| Records |
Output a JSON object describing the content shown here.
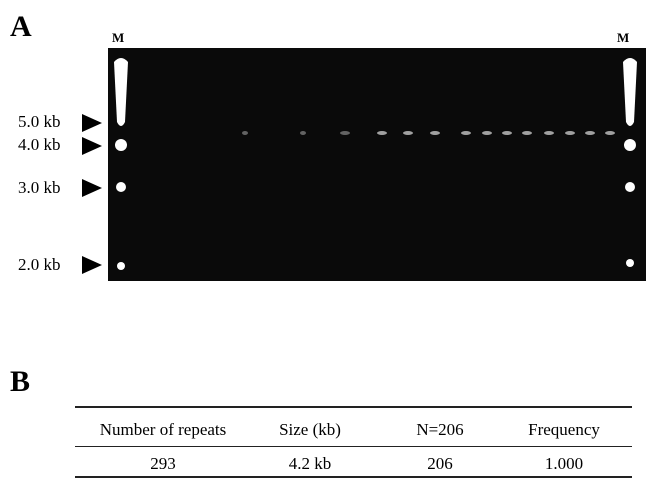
{
  "panel_a": {
    "label": "A",
    "lanes": [
      "M",
      "M"
    ],
    "size_markers": [
      "5.0 kb",
      "4.0 kb",
      "3.0 kb",
      "2.0 kb"
    ]
  },
  "panel_b": {
    "label": "B",
    "table": {
      "header": [
        "Number of repeats",
        "Size (kb)",
        "N=206",
        "Frequency"
      ],
      "rows": [
        [
          "293",
          "4.2 kb",
          "206",
          "1.000"
        ]
      ]
    }
  }
}
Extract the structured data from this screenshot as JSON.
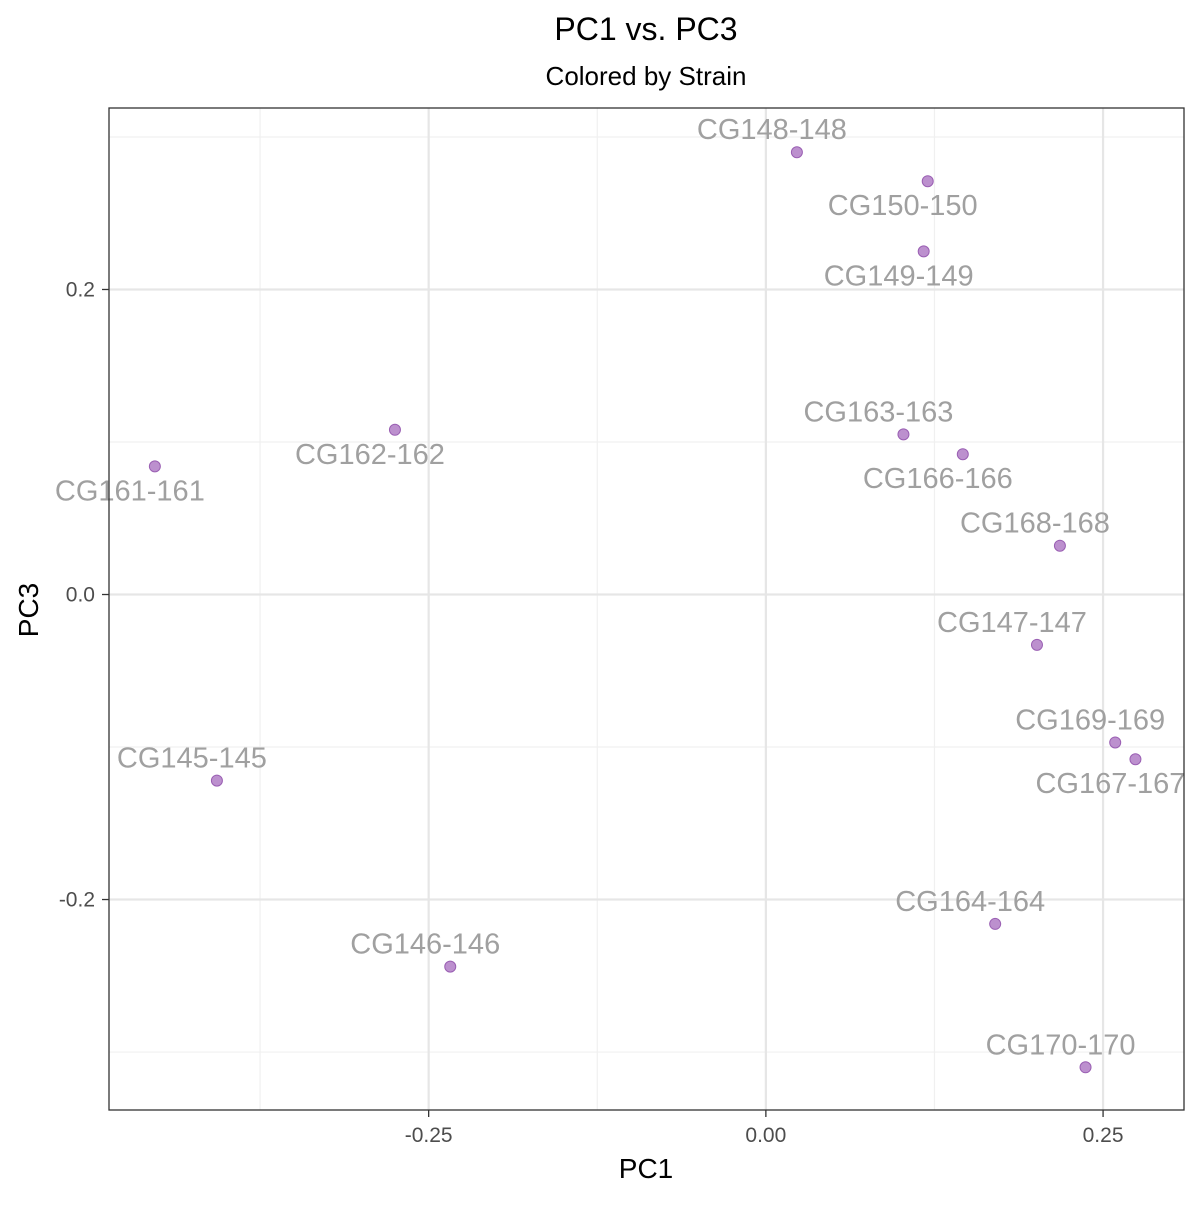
{
  "chart_data": {
    "type": "scatter",
    "title": "PC1 vs. PC3",
    "subtitle": "Colored by Strain",
    "xlabel": "PC1",
    "ylabel": "PC3",
    "xlim": [
      -0.487,
      0.31
    ],
    "ylim": [
      -0.338,
      0.319
    ],
    "x_ticks": [
      -0.25,
      0.0,
      0.25
    ],
    "x_tick_labels": [
      "-0.25",
      "0.00",
      "0.25"
    ],
    "y_ticks": [
      -0.2,
      0.0,
      0.2
    ],
    "y_tick_labels": [
      "-0.2",
      "0.0",
      "0.2"
    ],
    "grid": true,
    "point_color": "#b07cc6",
    "point_stroke": "#9a5fb3",
    "label_color": "#a0a0a0",
    "points": [
      {
        "label": "CG148-148",
        "x": 0.023,
        "y": 0.29,
        "label_pos": "above"
      },
      {
        "label": "CG150-150",
        "x": 0.12,
        "y": 0.271,
        "label_pos": "below"
      },
      {
        "label": "CG149-149",
        "x": 0.117,
        "y": 0.225,
        "label_pos": "below"
      },
      {
        "label": "CG162-162",
        "x": -0.275,
        "y": 0.108,
        "label_pos": "below"
      },
      {
        "label": "CG161-161",
        "x": -0.453,
        "y": 0.084,
        "label_pos": "below"
      },
      {
        "label": "CG163-163",
        "x": 0.102,
        "y": 0.105,
        "label_pos": "above"
      },
      {
        "label": "CG166-166",
        "x": 0.146,
        "y": 0.092,
        "label_pos": "below"
      },
      {
        "label": "CG168-168",
        "x": 0.218,
        "y": 0.032,
        "label_pos": "above"
      },
      {
        "label": "CG147-147",
        "x": 0.201,
        "y": -0.033,
        "label_pos": "above"
      },
      {
        "label": "CG169-169",
        "x": 0.259,
        "y": -0.097,
        "label_pos": "above"
      },
      {
        "label": "CG167-167",
        "x": 0.274,
        "y": -0.108,
        "label_pos": "below"
      },
      {
        "label": "CG145-145",
        "x": -0.407,
        "y": -0.122,
        "label_pos": "above"
      },
      {
        "label": "CG164-164",
        "x": 0.17,
        "y": -0.216,
        "label_pos": "above"
      },
      {
        "label": "CG146-146",
        "x": -0.234,
        "y": -0.244,
        "label_pos": "above"
      },
      {
        "label": "CG170-170",
        "x": 0.237,
        "y": -0.31,
        "label_pos": "above"
      }
    ]
  }
}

| Problem |
Reproduce all of the data exactly, omitting each picture it holds.

| Completed exercise |
Output a JSON object describing the content shown here.
{
  "panel_a": {
    "label": "A",
    "lanes": [
      "M",
      "M"
    ],
    "size_markers": [
      "5.0 kb",
      "4.0 kb",
      "3.0 kb",
      "2.0 kb"
    ]
  },
  "panel_b": {
    "label": "B",
    "table": {
      "header": [
        "Number of repeats",
        "Size (kb)",
        "N=206",
        "Frequency"
      ],
      "rows": [
        [
          "293",
          "4.2 kb",
          "206",
          "1.000"
        ]
      ]
    }
  }
}
Extract the structured data from this screenshot as JSON.
{
  "chart_data": {
    "type": "scatter",
    "title": "PC1 vs. PC3",
    "subtitle": "Colored by Strain",
    "xlabel": "PC1",
    "ylabel": "PC3",
    "xlim": [
      -0.487,
      0.31
    ],
    "ylim": [
      -0.338,
      0.319
    ],
    "x_ticks": [
      -0.25,
      0.0,
      0.25
    ],
    "x_tick_labels": [
      "-0.25",
      "0.00",
      "0.25"
    ],
    "y_ticks": [
      -0.2,
      0.0,
      0.2
    ],
    "y_tick_labels": [
      "-0.2",
      "0.0",
      "0.2"
    ],
    "grid": true,
    "point_color": "#b07cc6",
    "point_stroke": "#9a5fb3",
    "label_color": "#a0a0a0",
    "points": [
      {
        "label": "CG148-148",
        "x": 0.023,
        "y": 0.29,
        "label_pos": "above"
      },
      {
        "label": "CG150-150",
        "x": 0.12,
        "y": 0.271,
        "label_pos": "below"
      },
      {
        "label": "CG149-149",
        "x": 0.117,
        "y": 0.225,
        "label_pos": "below"
      },
      {
        "label": "CG162-162",
        "x": -0.275,
        "y": 0.108,
        "label_pos": "below"
      },
      {
        "label": "CG161-161",
        "x": -0.453,
        "y": 0.084,
        "label_pos": "below"
      },
      {
        "label": "CG163-163",
        "x": 0.102,
        "y": 0.105,
        "label_pos": "above"
      },
      {
        "label": "CG166-166",
        "x": 0.146,
        "y": 0.092,
        "label_pos": "below"
      },
      {
        "label": "CG168-168",
        "x": 0.218,
        "y": 0.032,
        "label_pos": "above"
      },
      {
        "label": "CG147-147",
        "x": 0.201,
        "y": -0.033,
        "label_pos": "above"
      },
      {
        "label": "CG169-169",
        "x": 0.259,
        "y": -0.097,
        "label_pos": "above"
      },
      {
        "label": "CG167-167",
        "x": 0.274,
        "y": -0.108,
        "label_pos": "below"
      },
      {
        "label": "CG145-145",
        "x": -0.407,
        "y": -0.122,
        "label_pos": "above"
      },
      {
        "label": "CG164-164",
        "x": 0.17,
        "y": -0.216,
        "label_pos": "above"
      },
      {
        "label": "CG146-146",
        "x": -0.234,
        "y": -0.244,
        "label_pos": "above"
      },
      {
        "label": "CG170-170",
        "x": 0.237,
        "y": -0.31,
        "label_pos": "above"
      }
    ]
  }
}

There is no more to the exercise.